Stored data
____________
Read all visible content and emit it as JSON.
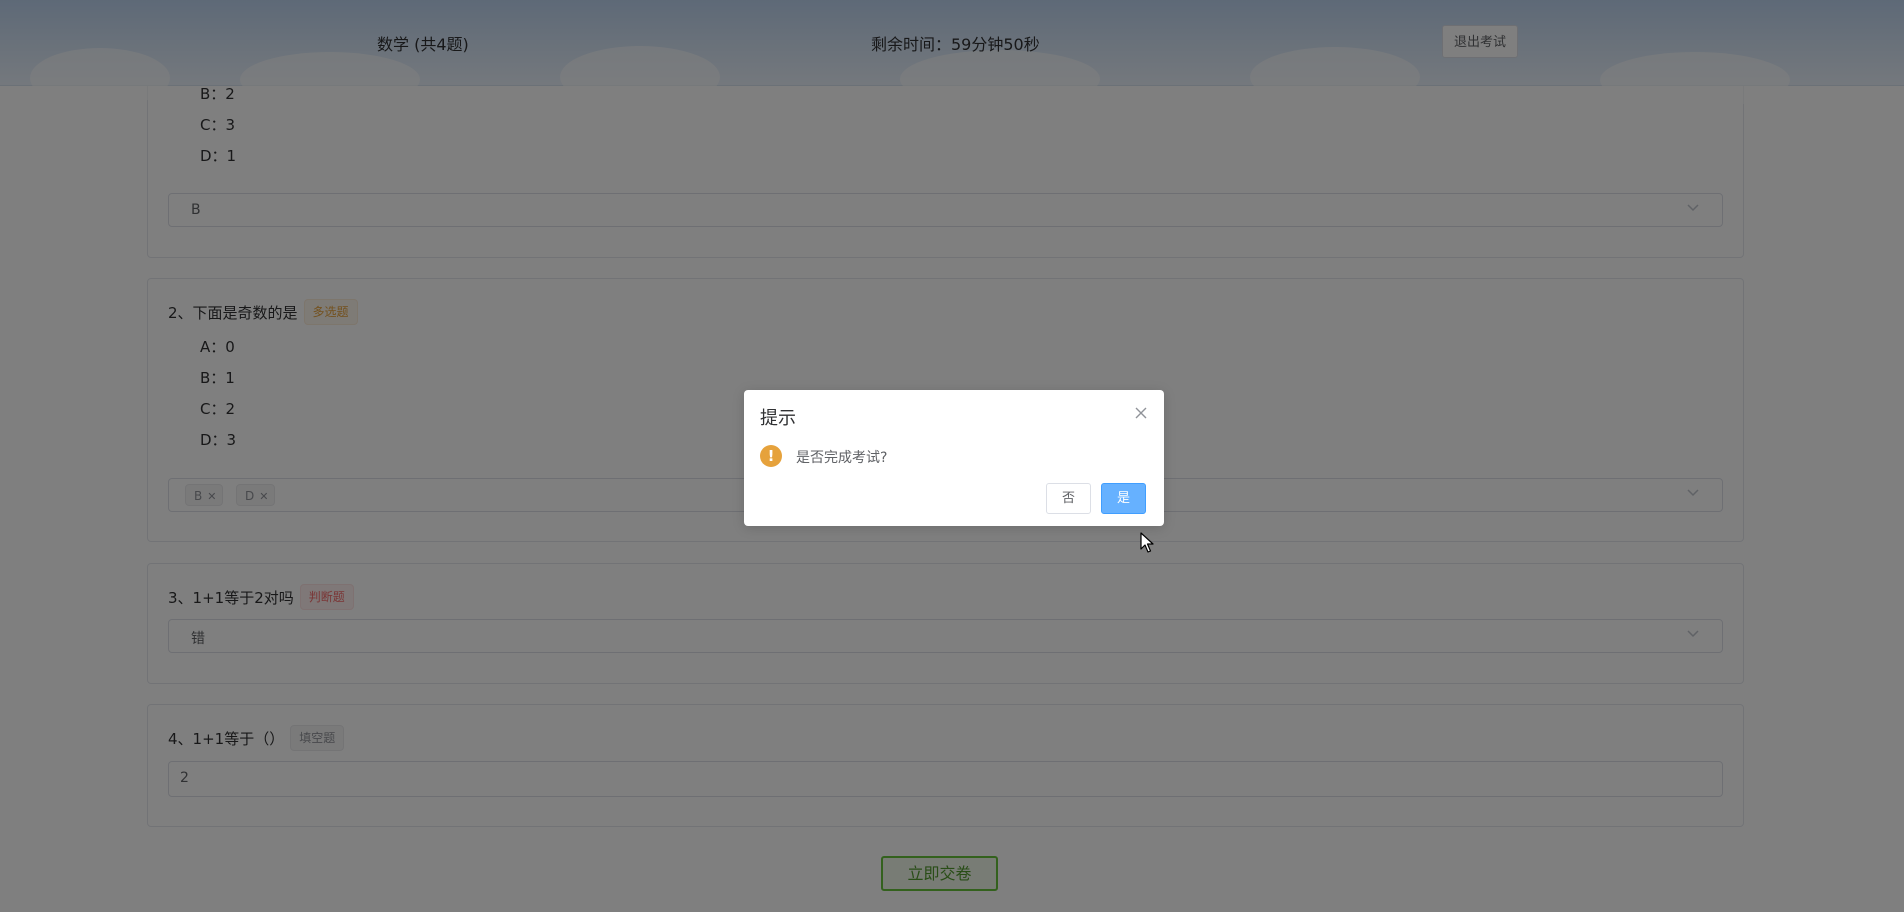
{
  "header": {
    "title": "数学 (共4题)",
    "timer": "剩余时间：59分钟50秒",
    "exit_label": "退出考试"
  },
  "questions": [
    {
      "options": [
        "B：2",
        "C：3",
        "D：1"
      ],
      "answer": "B"
    },
    {
      "title": "2、下面是奇数的是",
      "tag": "多选题",
      "options": [
        "A：0",
        "B：1",
        "C：2",
        "D：3"
      ],
      "selected": [
        "B",
        "D"
      ]
    },
    {
      "title": "3、1+1等于2对吗",
      "tag": "判断题",
      "answer": "错"
    },
    {
      "title": "4、1+1等于（）",
      "tag": "填空题",
      "answer": "2"
    }
  ],
  "submit_label": "立即交卷",
  "dialog": {
    "title": "提示",
    "message": "是否完成考试?",
    "cancel_label": "否",
    "confirm_label": "是"
  },
  "colors": {
    "warning": "#e6a23c",
    "danger": "#f56c6c",
    "primary": "#409eff",
    "success": "#67c23a",
    "overlay": "rgba(0,0,0,0.5)"
  }
}
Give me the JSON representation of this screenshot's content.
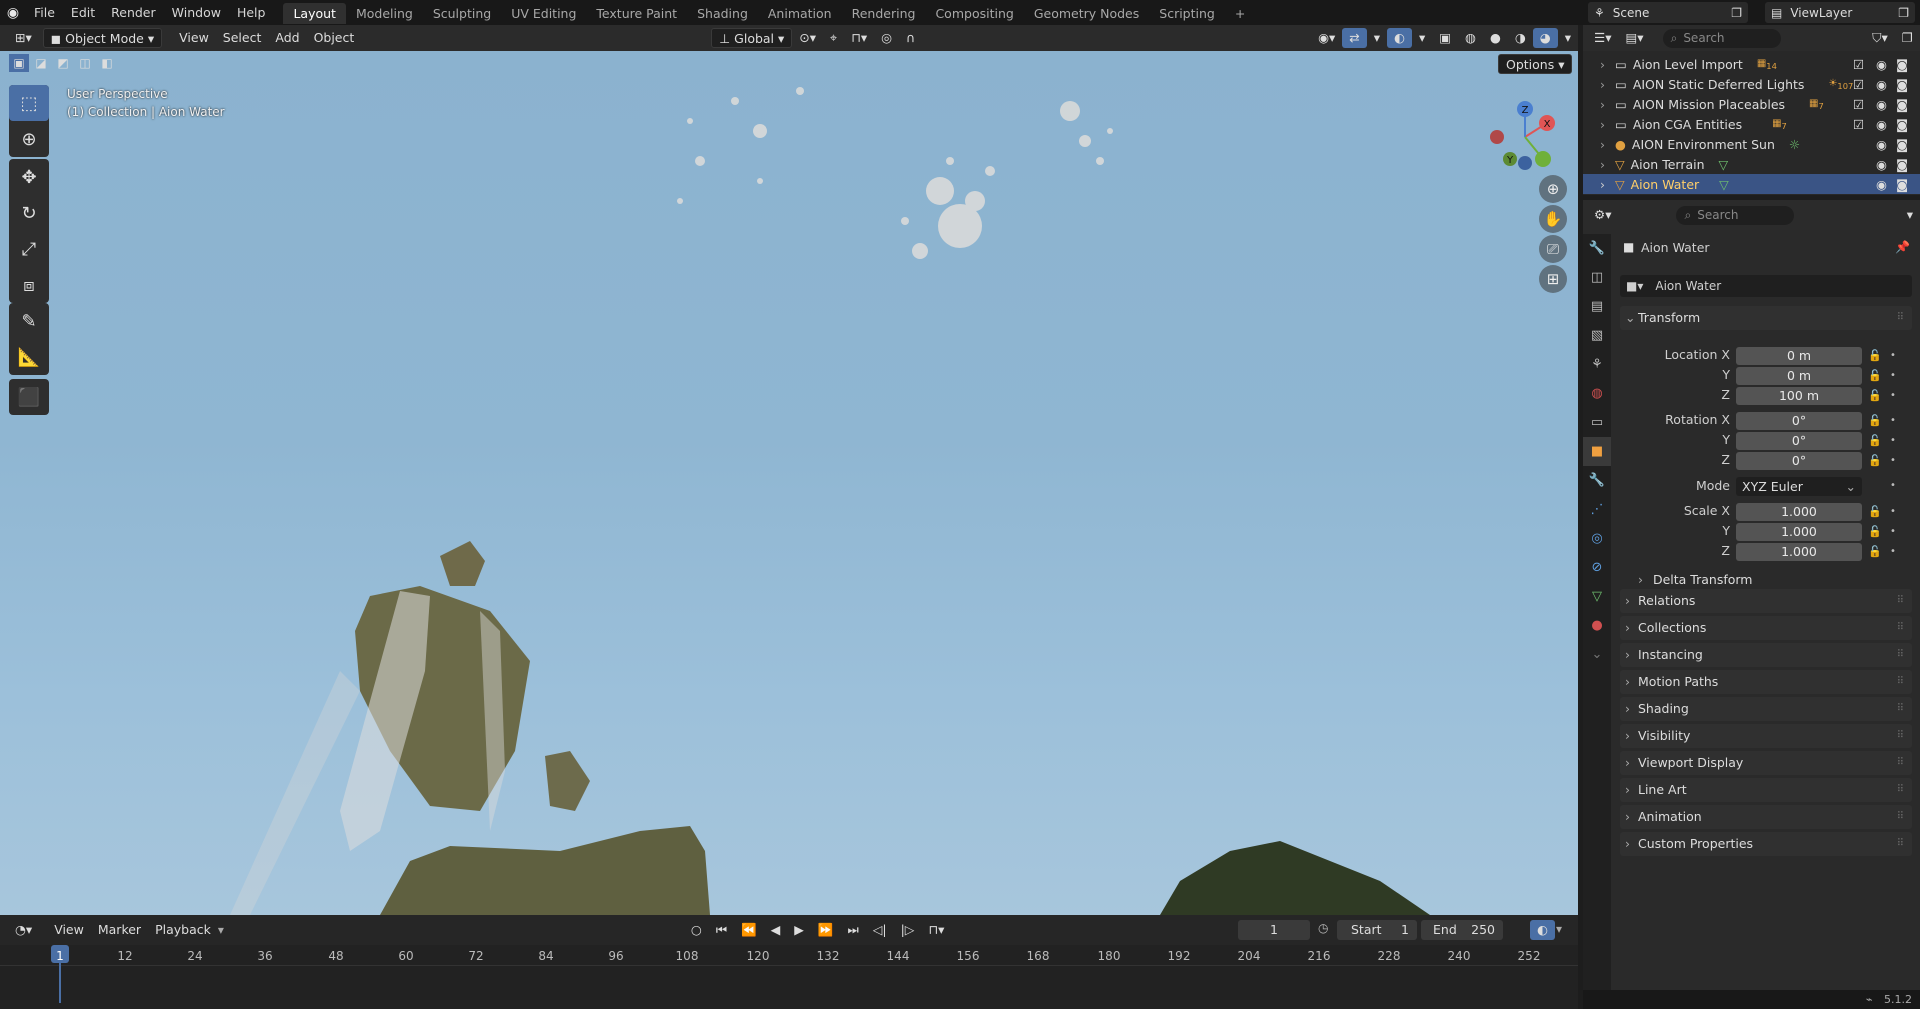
{
  "menu": [
    "File",
    "Edit",
    "Render",
    "Window",
    "Help"
  ],
  "workspaces": [
    "Layout",
    "Modeling",
    "Sculpting",
    "UV Editing",
    "Texture Paint",
    "Shading",
    "Animation",
    "Rendering",
    "Compositing",
    "Geometry Nodes",
    "Scripting"
  ],
  "workspace_add": "+",
  "scene": {
    "name": "Scene",
    "view_layer": "ViewLayer"
  },
  "viewport_header": {
    "mode": "Object Mode",
    "menus": [
      "View",
      "Select",
      "Add",
      "Object"
    ],
    "orientation": "Global",
    "options": "Options"
  },
  "viewport": {
    "perspective": "User Perspective",
    "collection": "(1) Collection | Aion Water"
  },
  "gizmo": {
    "x": "X",
    "y": "Y",
    "z": "Z"
  },
  "outliner": {
    "search_placeholder": "Search",
    "rows": [
      {
        "name": "Aion Level Import",
        "badge": "14"
      },
      {
        "name": "AION Static Deferred Lights",
        "badge": "107"
      },
      {
        "name": "AION Mission Placeables",
        "badge": "7"
      },
      {
        "name": "Aion CGA Entities",
        "badge": "7"
      },
      {
        "name": "AION Environment Sun",
        "badge": ""
      },
      {
        "name": "Aion Terrain",
        "badge": ""
      },
      {
        "name": "Aion Water",
        "badge": ""
      }
    ]
  },
  "properties": {
    "search_placeholder": "Search",
    "object_name": "Aion Water",
    "datablock": "Aion Water",
    "transform_label": "Transform",
    "location_label": "Location X",
    "rotation_label": "Rotation X",
    "scale_label": "Scale X",
    "y_label": "Y",
    "z_label": "Z",
    "location": [
      "0 m",
      "0 m",
      "100 m"
    ],
    "rotation": [
      "0°",
      "0°",
      "0°"
    ],
    "mode_label": "Mode",
    "mode_value": "XYZ Euler",
    "scale": [
      "1.000",
      "1.000",
      "1.000"
    ],
    "delta": "Delta Transform",
    "panels": [
      "Relations",
      "Collections",
      "Instancing",
      "Motion Paths",
      "Shading",
      "Visibility",
      "Viewport Display",
      "Line Art",
      "Animation",
      "Custom Properties"
    ]
  },
  "timeline": {
    "menus": [
      "View",
      "Marker",
      "Playback"
    ],
    "current_frame": "1",
    "start_label": "Start",
    "start": "1",
    "end_label": "End",
    "end": "250",
    "ticks": [
      "1",
      "12",
      "24",
      "36",
      "48",
      "60",
      "72",
      "84",
      "96",
      "108",
      "120",
      "132",
      "144",
      "156",
      "168",
      "180",
      "192",
      "204",
      "216",
      "228",
      "240",
      "252"
    ]
  },
  "status": {
    "version": "5.1.2"
  },
  "colors": {
    "accent": "#4a6fa5",
    "selected_text": "#ffcf6a",
    "sky": "#8fb6d2"
  }
}
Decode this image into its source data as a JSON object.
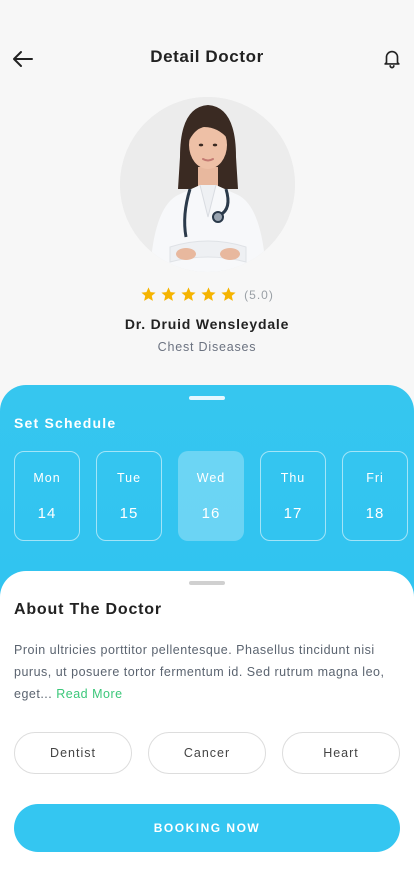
{
  "header": {
    "title": "Detail Doctor",
    "back_icon": "arrow-left-icon",
    "bell_icon": "bell-icon"
  },
  "doctor": {
    "name": "Dr. Druid Wensleydale",
    "specialty": "Chest Diseases",
    "rating": 5.0,
    "rating_text": "(5.0)",
    "stars": 5
  },
  "schedule": {
    "title": "Set Schedule",
    "selected_index": 2,
    "days": [
      {
        "name": "Mon",
        "num": "14"
      },
      {
        "name": "Tue",
        "num": "15"
      },
      {
        "name": "Wed",
        "num": "16"
      },
      {
        "name": "Thu",
        "num": "17"
      },
      {
        "name": "Fri",
        "num": "18"
      }
    ]
  },
  "about": {
    "title": "About The Doctor",
    "text": "Proin ultricies porttitor pellentesque. Phasellus tincidunt nisi purus, ut posuere tortor fermentum id. Sed rutrum magna leo, eget...",
    "read_more": "Read More"
  },
  "tags": [
    "Dentist",
    "Cancer",
    "Heart"
  ],
  "booking": {
    "label": "BOOKING NOW"
  },
  "colors": {
    "accent": "#34c6f1",
    "star": "#f5b400",
    "read_more": "#3cc77a"
  }
}
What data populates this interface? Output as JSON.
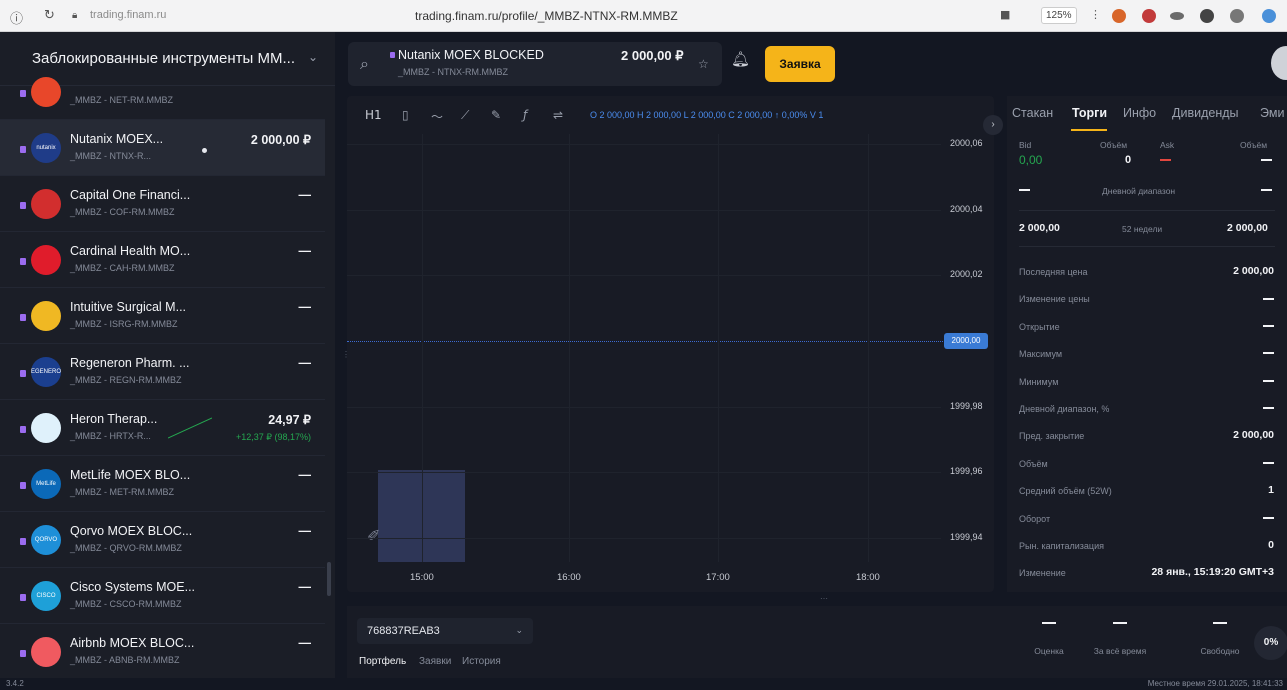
{
  "browser": {
    "url_hint": "trading.finam.ru",
    "url": "trading.finam.ru/profile/_MMBZ-NTNX-RM.MMBZ",
    "zoom": "125%"
  },
  "sidebar": {
    "title": "Заблокированные инструменты ММ...",
    "items": [
      {
        "name": "",
        "code": "_MMBZ - NET-RM.MMBZ",
        "price": "",
        "change": "",
        "logo_color": "#e8472a"
      },
      {
        "name": "Nutanix MOEX...",
        "code": "_MMBZ - NTNX-R...",
        "price": "2 000,00 ₽",
        "change": "",
        "logo_color": "#1f3c88",
        "logo_text": "nutanix"
      },
      {
        "name": "Capital One Financi...",
        "code": "_MMBZ - COF-RM.MMBZ",
        "price": "—",
        "change": "",
        "logo_color": "#d22e2e"
      },
      {
        "name": "Cardinal Health MO...",
        "code": "_MMBZ - CAH-RM.MMBZ",
        "price": "—",
        "change": "",
        "logo_color": "#e01c2b"
      },
      {
        "name": "Intuitive Surgical M...",
        "code": "_MMBZ - ISRG-RM.MMBZ",
        "price": "—",
        "change": "",
        "logo_color": "#f0b823"
      },
      {
        "name": "Regeneron Pharm. ...",
        "code": "_MMBZ - REGN-RM.MMBZ",
        "price": "—",
        "change": "",
        "logo_color": "#1b3f8f",
        "logo_text": "REGENERON"
      },
      {
        "name": "Heron Therap...",
        "code": "_MMBZ - HRTX-R...",
        "price": "24,97 ₽",
        "change": "+12,37 ₽ (98,17%)",
        "logo_color": "#dff1fb"
      },
      {
        "name": "MetLife MOEX BLO...",
        "code": "_MMBZ - MET-RM.MMBZ",
        "price": "—",
        "change": "",
        "logo_color": "#0b69b8",
        "logo_text": "MetLife"
      },
      {
        "name": "Qorvo MOEX BLOC...",
        "code": "_MMBZ - QRVO-RM.MMBZ",
        "price": "—",
        "change": "",
        "logo_color": "#1e8fd8",
        "logo_text": "QORVO"
      },
      {
        "name": "Cisco Systems MOE...",
        "code": "_MMBZ - CSCO-RM.MMBZ",
        "price": "—",
        "change": "",
        "logo_color": "#1ea0d8",
        "logo_text": "CISCO"
      },
      {
        "name": "Airbnb MOEX BLOC...",
        "code": "_MMBZ - ABNB-RM.MMBZ",
        "price": "—",
        "change": "",
        "logo_color": "#f05a60"
      }
    ]
  },
  "header": {
    "instrument": "Nutanix MOEX BLOCKED",
    "code": "_MMBZ - NTNX-RM.MMBZ",
    "price": "2 000,00 ₽",
    "order_button": "Заявка"
  },
  "chart_toolbar": {
    "interval": "H1",
    "ohlc": "O 2 000,00 H 2 000,00 L 2 000,00 C 2 000,00 ↑ 0,00% V 1"
  },
  "chart_data": {
    "type": "line",
    "x_ticks": [
      "15:00",
      "16:00",
      "17:00",
      "18:00"
    ],
    "y_ticks": [
      "2000,06",
      "2000,04",
      "2000,02",
      "2000,00",
      "1999,98",
      "1999,96",
      "1999,94"
    ],
    "current_price_label": "2000,00",
    "price": 2000.0,
    "volume": 1,
    "ylim": [
      1999.94,
      2000.06
    ]
  },
  "right_panel": {
    "tabs": [
      "Стакан",
      "Торги",
      "Инфо",
      "Дивиденды",
      "Эми"
    ],
    "active_tab": "Торги",
    "bid_label": "Bid",
    "bid_volume_label": "Объём",
    "ask_label": "Ask",
    "ask_volume_label": "Объём",
    "bid": "0,00",
    "bid_volume": "0",
    "daily_range_label": "Дневной диапазон",
    "week52_label": "52 недели",
    "week52_low": "2 000,00",
    "week52_high": "2 000,00",
    "stats": [
      {
        "label": "Последняя цена",
        "value": "2 000,00"
      },
      {
        "label": "Изменение цены",
        "value": "—"
      },
      {
        "label": "Открытие",
        "value": "—"
      },
      {
        "label": "Максимум",
        "value": "—"
      },
      {
        "label": "Минимум",
        "value": "—"
      },
      {
        "label": "Дневной диапазон, %",
        "value": "—"
      },
      {
        "label": "Пред. закрытие",
        "value": "2 000,00"
      },
      {
        "label": "Объём",
        "value": "—"
      },
      {
        "label": "Средний объём (52W)",
        "value": "1"
      },
      {
        "label": "Оборот",
        "value": "—"
      },
      {
        "label": "Рын. капитализация",
        "value": "0"
      },
      {
        "label": "Изменение",
        "value": "28 янв., 15:19:20 GMT+3"
      }
    ]
  },
  "bottom": {
    "account": "768837REAB3",
    "tabs": [
      "Портфель",
      "Заявки",
      "История"
    ],
    "stats": [
      {
        "label": "Оценка"
      },
      {
        "label": "За всё время"
      },
      {
        "label": "Свободно"
      }
    ],
    "percent": "0%"
  },
  "status": {
    "version": "3.4.2",
    "local_time": "Местное время 29.01.2025, 18:41:33"
  }
}
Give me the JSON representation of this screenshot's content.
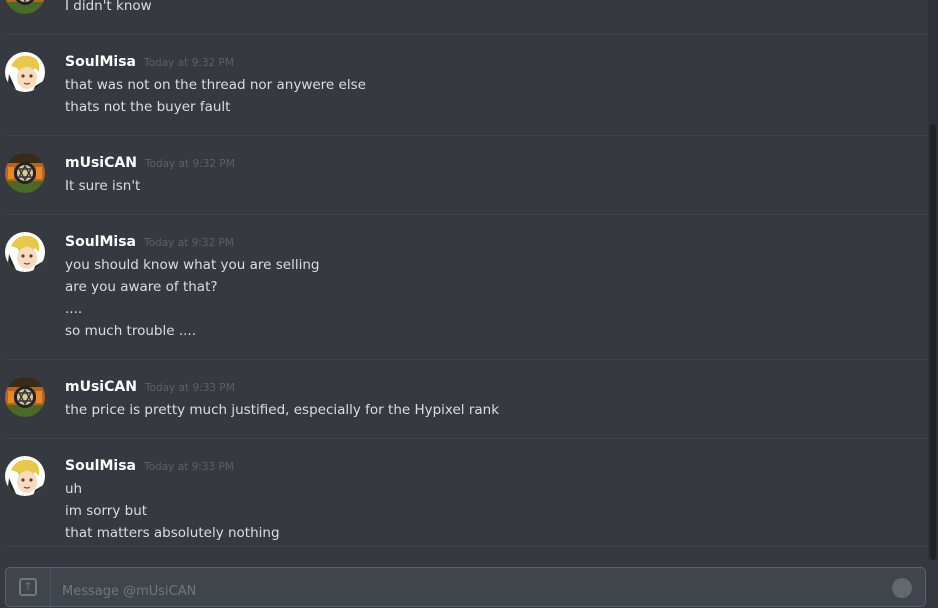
____________
Give only the number of lines in the preceding material that contain the string "диапазон".

2